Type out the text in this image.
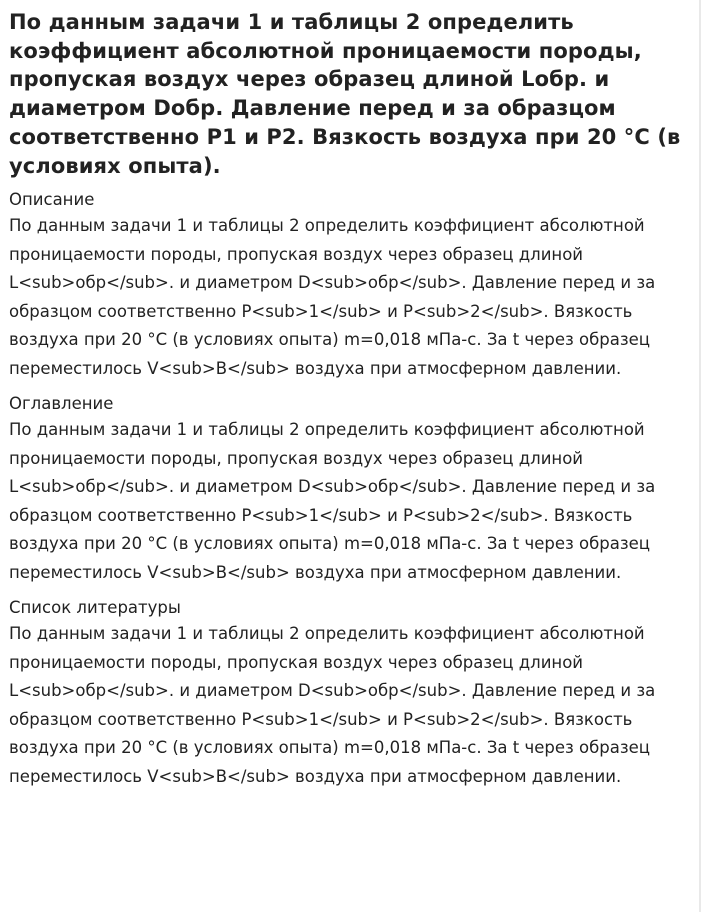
По данным задачи 1 и таблицы 2 определить коэффициент абсолютной проницаемости породы, пропуская воздух через образец длиной Lобр. и диаметром Dобр. Давление перед и за образцом соответственно P1 и P2. Вязкость воздуха при 20 °С (в условиях опыта).
Описание

По данным задачи 1 и таблицы 2 определить коэффициент абсолютной проницаемости породы, пропуская воздух через образец длиной L<sub>обр</sub>. и диаметром D<sub>обр</sub>. Давление перед и за образцом соответственно P<sub>1</sub> и P<sub>2</sub>. Вязкость воздуха при 20 °С (в условиях опыта) m=0,018 мПа-с. За t через образец переместилось V<sub>В</sub> воздуха при атмосферном давлении.

Оглавление

По данным задачи 1 и таблицы 2 определить коэффициент абсолютной проницаемости породы, пропуская воздух через образец длиной L<sub>обр</sub>. и диаметром D<sub>обр</sub>. Давление перед и за образцом соответственно P<sub>1</sub> и P<sub>2</sub>. Вязкость воздуха при 20 °С (в условиях опыта) m=0,018 мПа-с. За t через образец переместилось V<sub>В</sub> воздуха при атмосферном давлении.

Список литературы

По данным задачи 1 и таблицы 2 определить коэффициент абсолютной проницаемости породы, пропуская воздух через образец длиной L<sub>обр</sub>. и диаметром D<sub>обр</sub>. Давление перед и за образцом соответственно P<sub>1</sub> и P<sub>2</sub>. Вязкость воздуха при 20 °С (в условиях опыта) m=0,018 мПа-с. За t через образец переместилось V<sub>В</sub> воздуха при атмосферном давлении.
----------------
Requirement – Print the full listing exactly, dropping the pictures.

Output for this exercise –
Type out the text in this image.
По данным задачи 1 и таблицы 2 определить коэффициент абсолютной проницаемости породы, пропуская воздух через образец длиной Lобр. и диаметром Dобр. Давление перед и за образцом соответственно P1 и P2. Вязкость воздуха при 20 °С (в условиях опыта).
Описание

По данным задачи 1 и таблицы 2 определить коэффициент абсолютной проницаемости породы, пропуская воздух через образец длиной L<sub>обр</sub>. и диаметром D<sub>обр</sub>. Давление перед и за образцом соответственно P<sub>1</sub> и P<sub>2</sub>. Вязкость воздуха при 20 °С (в условиях опыта) m=0,018 мПа-с. За t через образец переместилось V<sub>В</sub> воздуха при атмосферном давлении.

Оглавление

По данным задачи 1 и таблицы 2 определить коэффициент абсолютной проницаемости породы, пропуская воздух через образец длиной L<sub>обр</sub>. и диаметром D<sub>обр</sub>. Давление перед и за образцом соответственно P<sub>1</sub> и P<sub>2</sub>. Вязкость воздуха при 20 °С (в условиях опыта) m=0,018 мПа-с. За t через образец переместилось V<sub>В</sub> воздуха при атмосферном давлении.

Список литературы

По данным задачи 1 и таблицы 2 определить коэффициент абсолютной проницаемости породы, пропуская воздух через образец длиной L<sub>обр</sub>. и диаметром D<sub>обр</sub>. Давление перед и за образцом соответственно P<sub>1</sub> и P<sub>2</sub>. Вязкость воздуха при 20 °С (в условиях опыта) m=0,018 мПа-с. За t через образец переместилось V<sub>В</sub> воздуха при атмосферном давлении.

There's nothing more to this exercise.